[TASK DATA]
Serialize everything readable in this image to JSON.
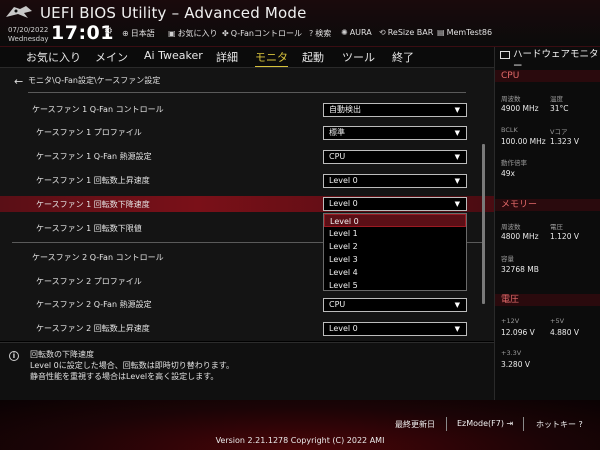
{
  "header": {
    "title": "UEFI BIOS Utility – Advanced Mode",
    "date": "07/20/2022",
    "weekday": "Wednesday",
    "time": "17:01",
    "tools": [
      {
        "label": "日本語",
        "icon": "globe-icon"
      },
      {
        "label": "お気に入り",
        "icon": "star-icon"
      },
      {
        "label": "Q-Fanコントロール",
        "icon": "fan-icon"
      },
      {
        "label": "検索",
        "icon": "search-help-icon"
      },
      {
        "label": "AURA",
        "icon": "aura-icon"
      },
      {
        "label": "ReSize BAR",
        "icon": "resize-bar-icon"
      },
      {
        "label": "MemTest86",
        "icon": "memtest-icon"
      }
    ]
  },
  "menu": {
    "items": [
      "お気に入り",
      "メイン",
      "Ai Tweaker",
      "詳細",
      "モニタ",
      "起動",
      "ツール",
      "終了"
    ],
    "active": "モニタ"
  },
  "breadcrumb": "モニタ\\Q-Fan設定\\ケースファン設定",
  "settings": [
    {
      "label": "ケースファン 1 Q-Fan コントロール",
      "value": "自動検出"
    },
    {
      "label": "ケースファン 1 プロファイル",
      "value": "標準"
    },
    {
      "label": "ケースファン 1 Q-Fan 熱源設定",
      "value": "CPU"
    },
    {
      "label": "ケースファン 1 回転数上昇速度",
      "value": "Level 0"
    },
    {
      "label": "ケースファン 1 回転数下降速度",
      "value": "Level 0"
    },
    {
      "label": "ケースファン 1 回転数下限値",
      "value": ""
    },
    {
      "label": "ケースファン 2 Q-Fan コントロール",
      "value": ""
    },
    {
      "label": "ケースファン 2 プロファイル",
      "value": ""
    },
    {
      "label": "ケースファン 2 Q-Fan 熱源設定",
      "value": "CPU"
    },
    {
      "label": "ケースファン 2 回転数上昇速度",
      "value": "Level 0"
    }
  ],
  "dropdown": {
    "options": [
      "Level 0",
      "Level 1",
      "Level 2",
      "Level 3",
      "Level 4",
      "Level 5"
    ],
    "selected": "Level 0"
  },
  "help": {
    "title": "回転数の下降速度",
    "line1": "Level 0に設定した場合、回転数は即時切り替わります。",
    "line2": "静音性能を重視する場合はLevelを高く設定します。"
  },
  "hwmon": {
    "title": "ハードウェアモニター",
    "cpu": {
      "section": "CPU",
      "freq_label": "周波数",
      "freq": "4900 MHz",
      "temp_label": "温度",
      "temp": "31°C",
      "bclk_label": "BCLK",
      "bclk": "100.00 MHz",
      "vcore_label": "Vコア",
      "vcore": "1.323 V",
      "ratio_label": "動作倍率",
      "ratio": "49x"
    },
    "memory": {
      "section": "メモリー",
      "freq_label": "周波数",
      "freq": "4800 MHz",
      "volt_label": "電圧",
      "volt": "1.120 V",
      "cap_label": "容量",
      "cap": "32768 MB"
    },
    "voltage": {
      "section": "電圧",
      "v12_label": "+12V",
      "v12": "12.096 V",
      "v5_label": "+5V",
      "v5": "4.880 V",
      "v33_label": "+3.3V",
      "v33": "3.280 V"
    }
  },
  "footer": {
    "last_modified": "最終更新日",
    "ezmode": "EzMode(F7)",
    "hotkeys": "ホットキー",
    "version": "Version 2.21.1278 Copyright (C) 2022 AMI"
  },
  "colors": {
    "accent": "#d7c23c",
    "highlight": "#7a1018",
    "section": "#e46a6a"
  }
}
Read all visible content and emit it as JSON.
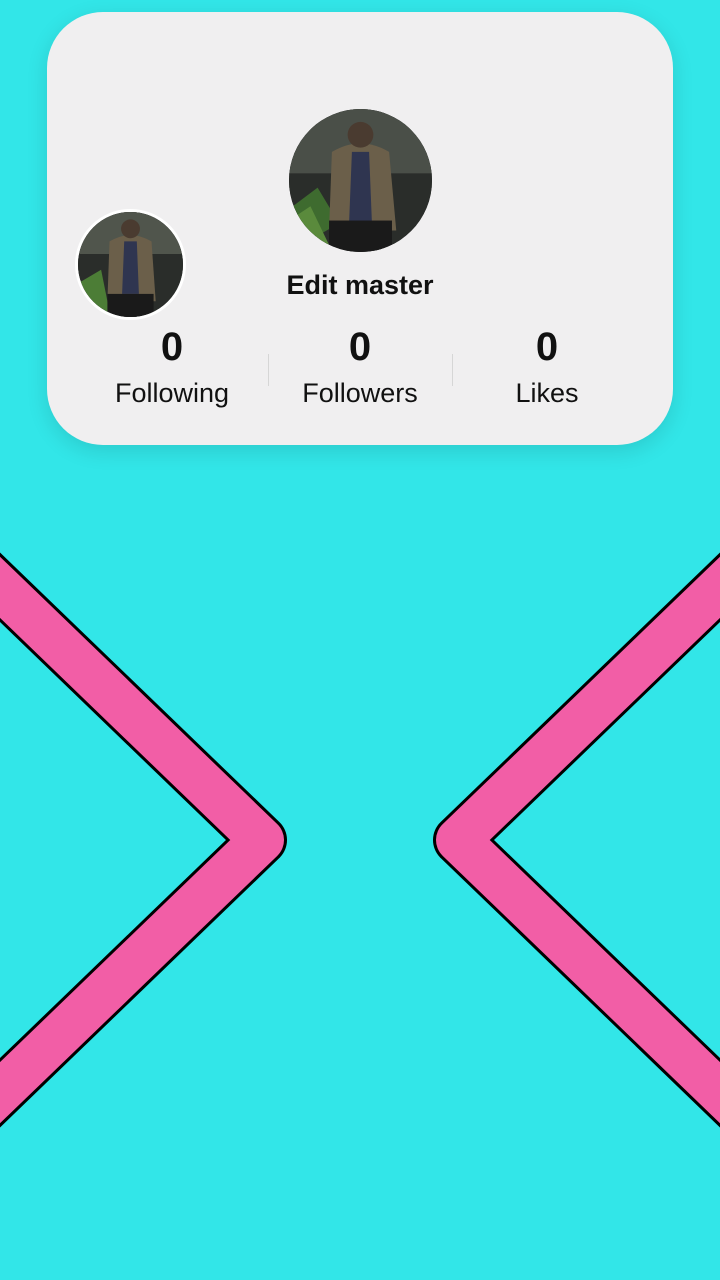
{
  "profile": {
    "username": "Edit master",
    "avatar_main": "profile-photo",
    "avatar_small": "profile-photo"
  },
  "stats": [
    {
      "value": "0",
      "label": "Following"
    },
    {
      "value": "0",
      "label": "Followers"
    },
    {
      "value": "0",
      "label": "Likes"
    }
  ],
  "decor": {
    "left_shape": "chevron-right-icon",
    "right_shape": "chevron-left-icon",
    "background_color": "#32e6e8",
    "chevron_color": "#f25ea6"
  }
}
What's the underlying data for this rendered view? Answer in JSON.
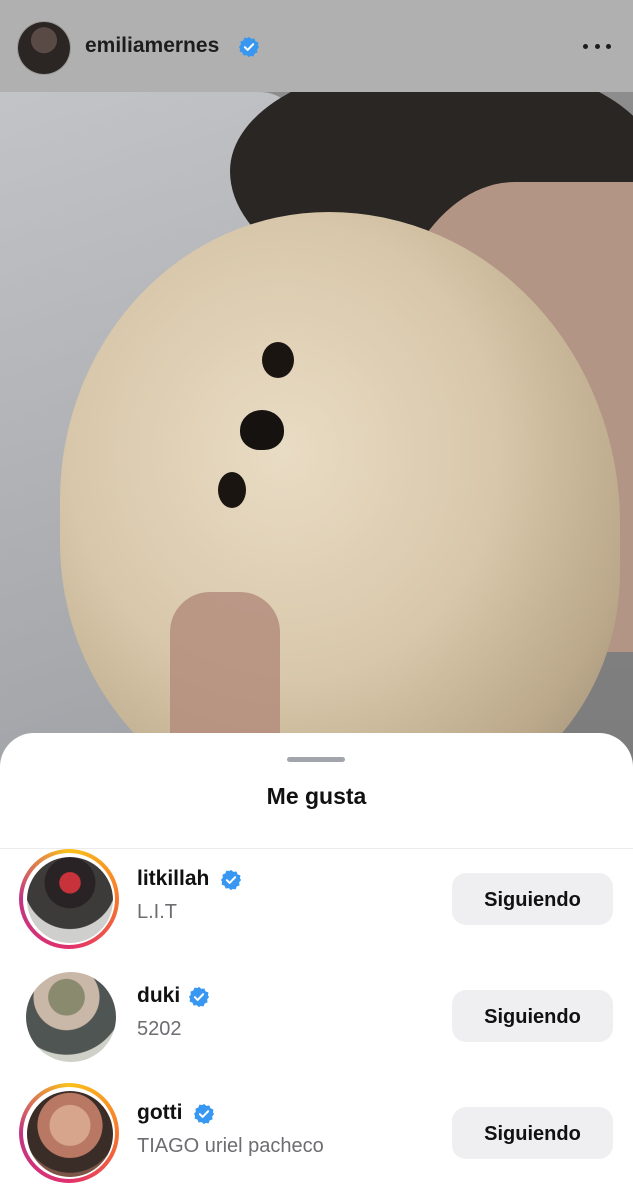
{
  "header": {
    "username": "emiliamernes",
    "verified_icon": "verified-badge-icon",
    "more_icon": "more-options-icon"
  },
  "post": {
    "image_subject": "photo"
  },
  "likes_sheet": {
    "title": "Me gusta",
    "users": [
      {
        "username": "litkillah",
        "subtitle": "L.I.T",
        "button": "Siguiendo",
        "verified": true,
        "story_ring": true
      },
      {
        "username": "duki",
        "subtitle": "5202",
        "button": "Siguiendo",
        "verified": true,
        "story_ring": false
      },
      {
        "username": "gotti",
        "subtitle": "TIAGO uriel pacheco",
        "button": "Siguiendo",
        "verified": true,
        "story_ring": true
      }
    ]
  },
  "colors": {
    "verified_blue": "#3897f0",
    "button_bg": "#efeff1"
  }
}
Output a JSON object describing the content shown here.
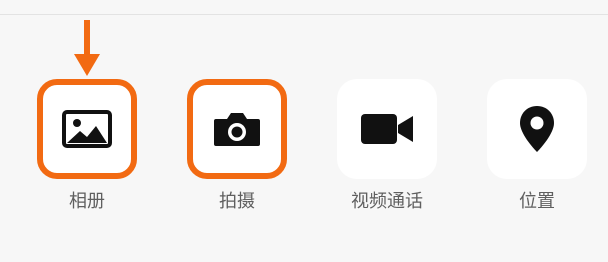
{
  "panel": {
    "items": [
      {
        "key": "album",
        "label": "相册",
        "icon": "image-icon",
        "highlighted": true
      },
      {
        "key": "camera",
        "label": "拍摄",
        "icon": "camera-icon",
        "highlighted": true
      },
      {
        "key": "video-call",
        "label": "视频通话",
        "icon": "video-camera-icon",
        "highlighted": false
      },
      {
        "key": "location",
        "label": "位置",
        "icon": "location-pin-icon",
        "highlighted": false
      }
    ]
  },
  "annotation": {
    "arrow_icon": "down-arrow-icon",
    "color": "#f26a12"
  },
  "colors": {
    "background": "#f7f7f7",
    "tile": "#ffffff",
    "icon": "#111111",
    "label": "#5f5f5f",
    "highlight": "#f26a12"
  }
}
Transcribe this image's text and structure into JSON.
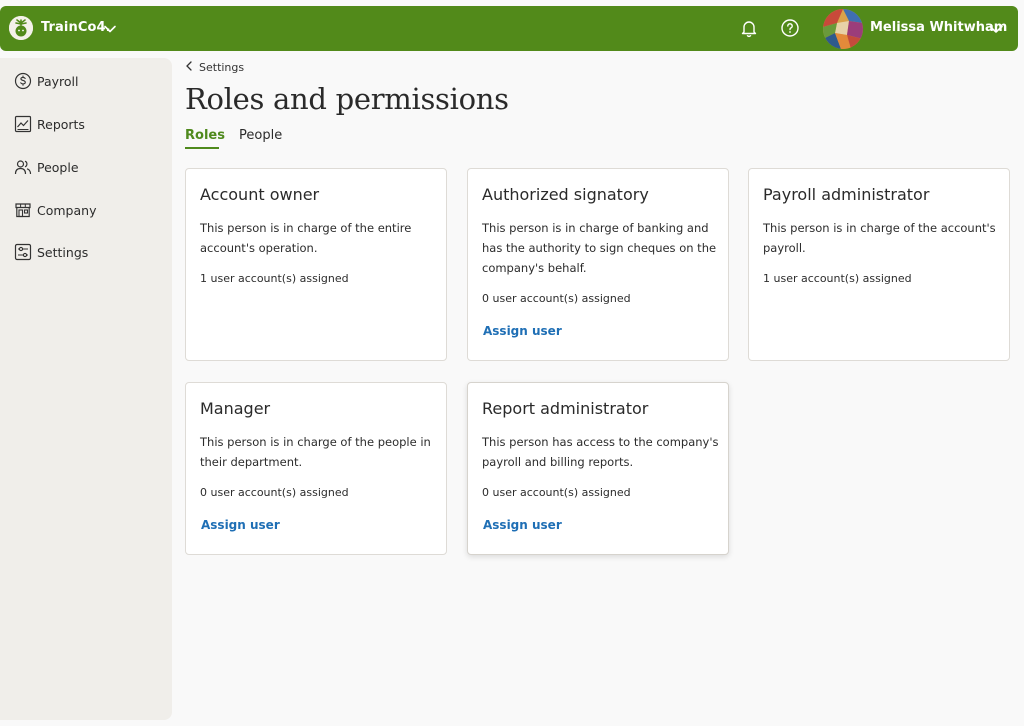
{
  "topbar": {
    "org_name": "TrainCo4.",
    "user_name": "Melissa Whitwham",
    "brand_color": "#528a1a",
    "icons": [
      "bell-icon",
      "help-icon",
      "chevron-down-icon"
    ]
  },
  "sidebar": {
    "items": [
      {
        "label": "Payroll",
        "icon": "dollar-circle-icon"
      },
      {
        "label": "Reports",
        "icon": "chart-icon"
      },
      {
        "label": "People",
        "icon": "people-icon"
      },
      {
        "label": "Company",
        "icon": "storefront-icon"
      },
      {
        "label": "Settings",
        "icon": "sliders-icon"
      }
    ]
  },
  "breadcrumb": {
    "label": "Settings"
  },
  "page": {
    "title": "Roles and permissions"
  },
  "tabs": [
    {
      "label": "Roles",
      "active": true
    },
    {
      "label": "People",
      "active": false
    }
  ],
  "roles": [
    {
      "title": "Account owner",
      "description": "This person is in charge of the entire account's operation.",
      "assigned": "1 user account(s) assigned",
      "assign_label": ""
    },
    {
      "title": "Authorized signatory",
      "description": "This person is in charge of banking and has the authority to sign cheques on the company's behalf.",
      "assigned": "0 user account(s) assigned",
      "assign_label": "Assign user"
    },
    {
      "title": "Payroll administrator",
      "description": "This person is in charge of the account's payroll.",
      "assigned": "1 user account(s) assigned",
      "assign_label": ""
    },
    {
      "title": "Manager",
      "description": "This person is in charge of the people in their department.",
      "assigned": "0 user account(s) assigned",
      "assign_label": "Assign user"
    },
    {
      "title": "Report administrator",
      "description": "This person has access to the company's payroll and billing reports.",
      "assigned": "0 user account(s) assigned",
      "assign_label": "Assign user"
    }
  ],
  "colors": {
    "accent_green": "#4f8a1d",
    "link_blue": "#1f6fb5"
  }
}
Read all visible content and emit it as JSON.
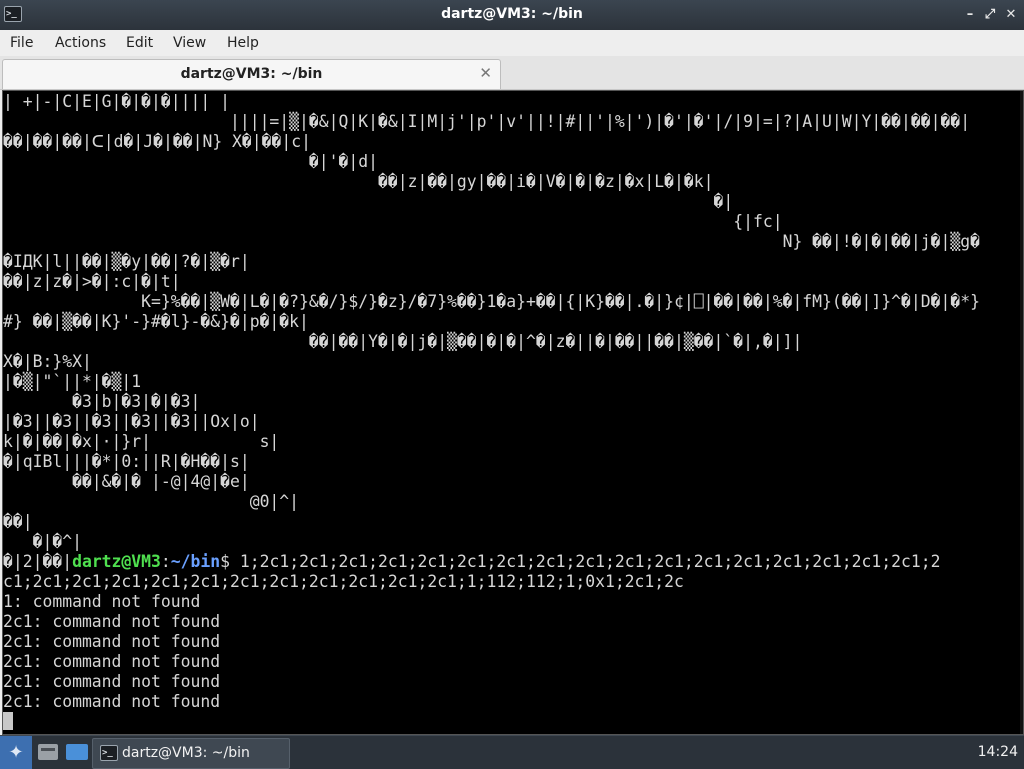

[WHAT THE TASK REQUIRES] Reply with the number of lines in the data that include the string "person" and nothing else.

[SOLUTION TO THIS TASK] 5